===== EXERCISE INPUT =====

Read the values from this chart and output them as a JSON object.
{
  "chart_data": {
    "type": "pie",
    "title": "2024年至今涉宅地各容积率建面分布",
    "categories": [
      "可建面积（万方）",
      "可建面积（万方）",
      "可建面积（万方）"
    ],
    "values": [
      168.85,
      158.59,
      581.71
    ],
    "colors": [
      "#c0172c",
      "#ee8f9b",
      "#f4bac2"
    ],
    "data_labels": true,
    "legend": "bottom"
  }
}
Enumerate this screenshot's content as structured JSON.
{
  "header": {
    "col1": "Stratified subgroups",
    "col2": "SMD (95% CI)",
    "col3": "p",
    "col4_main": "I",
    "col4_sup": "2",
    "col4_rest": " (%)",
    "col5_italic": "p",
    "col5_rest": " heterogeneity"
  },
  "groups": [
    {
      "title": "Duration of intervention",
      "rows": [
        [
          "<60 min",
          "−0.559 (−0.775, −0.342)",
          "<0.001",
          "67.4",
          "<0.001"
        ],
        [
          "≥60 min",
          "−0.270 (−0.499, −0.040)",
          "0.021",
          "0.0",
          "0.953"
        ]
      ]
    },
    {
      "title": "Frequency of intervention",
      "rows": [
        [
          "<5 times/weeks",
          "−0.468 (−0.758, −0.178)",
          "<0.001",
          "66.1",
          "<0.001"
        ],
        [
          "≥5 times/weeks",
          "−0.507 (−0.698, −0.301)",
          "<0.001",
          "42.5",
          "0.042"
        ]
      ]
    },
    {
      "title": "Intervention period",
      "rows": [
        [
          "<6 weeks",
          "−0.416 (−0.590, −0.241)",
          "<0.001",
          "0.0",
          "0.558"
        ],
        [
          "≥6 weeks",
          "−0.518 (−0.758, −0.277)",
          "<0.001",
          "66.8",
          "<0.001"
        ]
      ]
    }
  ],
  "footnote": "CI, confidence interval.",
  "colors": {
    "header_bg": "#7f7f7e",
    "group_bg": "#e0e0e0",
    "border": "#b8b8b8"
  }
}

=====

SHORT PROBLEM: Give the number of lines containing the word "values". No other answer is needed.

ANSWER TO THE PROBLEM: 2